▶ AIM
Only a number is wanted. Count the lines holding the string "prompt".

▶ RECORDS
"""

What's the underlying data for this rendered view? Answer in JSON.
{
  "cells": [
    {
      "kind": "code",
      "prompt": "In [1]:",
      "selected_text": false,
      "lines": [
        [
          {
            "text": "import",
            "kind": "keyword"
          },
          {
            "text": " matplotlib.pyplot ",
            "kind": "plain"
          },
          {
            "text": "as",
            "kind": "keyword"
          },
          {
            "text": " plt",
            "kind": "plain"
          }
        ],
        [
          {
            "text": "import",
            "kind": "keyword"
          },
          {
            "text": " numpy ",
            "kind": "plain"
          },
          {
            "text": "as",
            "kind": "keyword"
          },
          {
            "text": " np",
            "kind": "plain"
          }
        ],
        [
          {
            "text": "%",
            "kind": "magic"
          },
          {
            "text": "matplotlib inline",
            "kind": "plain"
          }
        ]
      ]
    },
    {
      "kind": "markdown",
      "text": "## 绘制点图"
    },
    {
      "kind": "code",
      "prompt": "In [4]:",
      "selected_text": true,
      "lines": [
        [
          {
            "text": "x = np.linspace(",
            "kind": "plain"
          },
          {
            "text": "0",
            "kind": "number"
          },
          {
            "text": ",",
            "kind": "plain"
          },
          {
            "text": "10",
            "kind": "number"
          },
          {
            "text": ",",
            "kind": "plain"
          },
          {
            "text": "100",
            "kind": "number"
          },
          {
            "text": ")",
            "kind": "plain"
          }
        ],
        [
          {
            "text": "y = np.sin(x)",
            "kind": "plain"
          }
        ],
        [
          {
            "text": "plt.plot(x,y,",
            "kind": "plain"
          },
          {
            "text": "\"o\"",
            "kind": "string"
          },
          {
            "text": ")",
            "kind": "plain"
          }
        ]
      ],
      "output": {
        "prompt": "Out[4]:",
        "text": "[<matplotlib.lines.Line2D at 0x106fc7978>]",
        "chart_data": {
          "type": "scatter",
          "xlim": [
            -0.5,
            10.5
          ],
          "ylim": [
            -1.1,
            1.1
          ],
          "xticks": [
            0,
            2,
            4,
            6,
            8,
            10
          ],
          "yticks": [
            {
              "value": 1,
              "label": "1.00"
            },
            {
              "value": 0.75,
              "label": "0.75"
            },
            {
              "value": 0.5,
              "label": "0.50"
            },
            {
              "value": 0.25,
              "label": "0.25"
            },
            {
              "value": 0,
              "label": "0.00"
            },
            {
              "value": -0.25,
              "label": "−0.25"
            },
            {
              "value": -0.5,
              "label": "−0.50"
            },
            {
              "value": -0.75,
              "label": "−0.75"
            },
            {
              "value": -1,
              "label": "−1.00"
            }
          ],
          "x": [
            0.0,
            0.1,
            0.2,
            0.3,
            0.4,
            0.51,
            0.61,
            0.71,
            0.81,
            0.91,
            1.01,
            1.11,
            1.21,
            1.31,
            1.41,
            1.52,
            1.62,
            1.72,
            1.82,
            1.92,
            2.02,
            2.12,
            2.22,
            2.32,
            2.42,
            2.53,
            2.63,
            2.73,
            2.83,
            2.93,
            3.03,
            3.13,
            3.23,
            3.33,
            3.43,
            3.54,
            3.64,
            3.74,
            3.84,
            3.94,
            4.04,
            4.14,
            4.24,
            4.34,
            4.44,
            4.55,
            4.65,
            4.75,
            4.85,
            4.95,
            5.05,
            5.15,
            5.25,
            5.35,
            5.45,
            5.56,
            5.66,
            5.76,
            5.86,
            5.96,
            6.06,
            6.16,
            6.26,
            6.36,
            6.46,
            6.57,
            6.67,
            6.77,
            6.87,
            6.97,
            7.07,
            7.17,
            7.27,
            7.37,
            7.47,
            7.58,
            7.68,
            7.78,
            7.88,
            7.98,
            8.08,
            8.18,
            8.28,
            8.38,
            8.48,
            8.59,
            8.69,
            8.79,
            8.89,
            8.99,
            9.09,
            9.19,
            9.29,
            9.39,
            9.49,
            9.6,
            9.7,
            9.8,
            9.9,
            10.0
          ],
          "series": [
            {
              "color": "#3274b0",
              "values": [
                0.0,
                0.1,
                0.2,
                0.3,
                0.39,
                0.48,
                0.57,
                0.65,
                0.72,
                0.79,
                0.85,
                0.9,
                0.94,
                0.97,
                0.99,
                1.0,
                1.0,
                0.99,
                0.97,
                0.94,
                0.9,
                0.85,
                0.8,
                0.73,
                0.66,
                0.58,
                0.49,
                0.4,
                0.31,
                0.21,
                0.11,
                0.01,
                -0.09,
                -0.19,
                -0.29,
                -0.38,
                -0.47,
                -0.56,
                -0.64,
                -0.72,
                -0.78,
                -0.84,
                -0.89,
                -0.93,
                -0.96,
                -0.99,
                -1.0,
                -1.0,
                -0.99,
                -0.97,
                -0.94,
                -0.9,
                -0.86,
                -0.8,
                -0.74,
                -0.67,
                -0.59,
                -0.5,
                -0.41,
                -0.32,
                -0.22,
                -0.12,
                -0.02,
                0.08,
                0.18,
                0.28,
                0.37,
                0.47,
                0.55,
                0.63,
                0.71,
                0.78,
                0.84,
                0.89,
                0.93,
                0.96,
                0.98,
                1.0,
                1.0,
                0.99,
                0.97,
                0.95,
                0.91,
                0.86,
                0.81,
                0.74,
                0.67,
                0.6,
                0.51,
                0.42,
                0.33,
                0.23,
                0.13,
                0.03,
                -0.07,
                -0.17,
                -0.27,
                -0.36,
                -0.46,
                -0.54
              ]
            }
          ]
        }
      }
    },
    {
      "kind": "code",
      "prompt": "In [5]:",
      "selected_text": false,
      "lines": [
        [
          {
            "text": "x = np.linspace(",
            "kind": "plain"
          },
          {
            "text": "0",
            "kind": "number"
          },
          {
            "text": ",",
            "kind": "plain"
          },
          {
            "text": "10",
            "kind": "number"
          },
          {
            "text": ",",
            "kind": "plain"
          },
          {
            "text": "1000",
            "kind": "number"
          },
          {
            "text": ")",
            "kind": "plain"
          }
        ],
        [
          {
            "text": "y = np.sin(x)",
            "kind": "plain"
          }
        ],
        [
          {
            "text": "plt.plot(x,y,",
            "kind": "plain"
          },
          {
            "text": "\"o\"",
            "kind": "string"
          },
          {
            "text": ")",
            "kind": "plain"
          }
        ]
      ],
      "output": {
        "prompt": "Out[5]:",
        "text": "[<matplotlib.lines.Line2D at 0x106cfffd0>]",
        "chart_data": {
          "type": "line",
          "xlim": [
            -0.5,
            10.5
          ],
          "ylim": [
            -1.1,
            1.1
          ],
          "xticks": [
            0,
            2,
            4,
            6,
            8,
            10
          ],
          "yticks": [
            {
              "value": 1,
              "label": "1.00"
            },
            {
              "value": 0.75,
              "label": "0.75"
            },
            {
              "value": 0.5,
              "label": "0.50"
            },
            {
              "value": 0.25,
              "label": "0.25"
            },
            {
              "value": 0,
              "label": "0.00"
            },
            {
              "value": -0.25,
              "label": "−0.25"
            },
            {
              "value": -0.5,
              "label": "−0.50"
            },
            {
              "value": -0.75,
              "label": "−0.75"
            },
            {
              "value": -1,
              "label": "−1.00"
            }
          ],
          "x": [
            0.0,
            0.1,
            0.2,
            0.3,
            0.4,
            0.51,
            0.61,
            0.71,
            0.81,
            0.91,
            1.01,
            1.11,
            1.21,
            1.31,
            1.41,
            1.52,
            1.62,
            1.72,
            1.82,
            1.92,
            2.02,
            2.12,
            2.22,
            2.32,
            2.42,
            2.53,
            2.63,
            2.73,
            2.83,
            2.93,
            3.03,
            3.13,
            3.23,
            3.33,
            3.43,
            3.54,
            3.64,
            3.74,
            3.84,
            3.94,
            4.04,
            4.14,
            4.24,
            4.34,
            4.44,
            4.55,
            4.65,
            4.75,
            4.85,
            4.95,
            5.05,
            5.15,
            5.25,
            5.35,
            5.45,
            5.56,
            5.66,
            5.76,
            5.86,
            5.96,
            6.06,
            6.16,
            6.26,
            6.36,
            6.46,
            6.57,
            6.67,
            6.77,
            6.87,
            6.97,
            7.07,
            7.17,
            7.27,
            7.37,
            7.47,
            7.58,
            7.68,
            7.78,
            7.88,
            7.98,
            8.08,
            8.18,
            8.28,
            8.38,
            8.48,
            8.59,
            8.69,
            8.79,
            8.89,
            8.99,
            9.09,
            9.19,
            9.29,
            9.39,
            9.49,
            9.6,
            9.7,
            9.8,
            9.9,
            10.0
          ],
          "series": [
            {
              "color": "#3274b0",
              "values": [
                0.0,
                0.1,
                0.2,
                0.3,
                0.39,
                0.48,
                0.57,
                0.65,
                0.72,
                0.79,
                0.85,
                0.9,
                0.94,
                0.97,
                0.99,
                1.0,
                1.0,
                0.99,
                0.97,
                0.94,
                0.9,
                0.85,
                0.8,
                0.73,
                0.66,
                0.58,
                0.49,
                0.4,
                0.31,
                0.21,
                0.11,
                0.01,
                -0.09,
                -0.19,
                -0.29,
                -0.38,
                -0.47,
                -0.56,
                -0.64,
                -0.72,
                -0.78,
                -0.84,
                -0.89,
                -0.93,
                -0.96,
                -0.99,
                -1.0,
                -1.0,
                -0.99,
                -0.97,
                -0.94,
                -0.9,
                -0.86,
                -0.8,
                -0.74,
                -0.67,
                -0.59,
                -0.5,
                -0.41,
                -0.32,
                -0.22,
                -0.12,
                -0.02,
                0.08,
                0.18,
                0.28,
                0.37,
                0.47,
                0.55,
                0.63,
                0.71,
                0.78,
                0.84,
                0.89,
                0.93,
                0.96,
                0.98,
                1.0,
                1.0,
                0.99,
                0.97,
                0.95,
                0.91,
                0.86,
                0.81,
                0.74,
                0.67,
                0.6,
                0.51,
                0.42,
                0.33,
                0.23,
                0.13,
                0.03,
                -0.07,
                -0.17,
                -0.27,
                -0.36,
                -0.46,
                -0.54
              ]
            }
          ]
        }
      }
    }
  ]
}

"""

▶ EXERCISE RESULT
5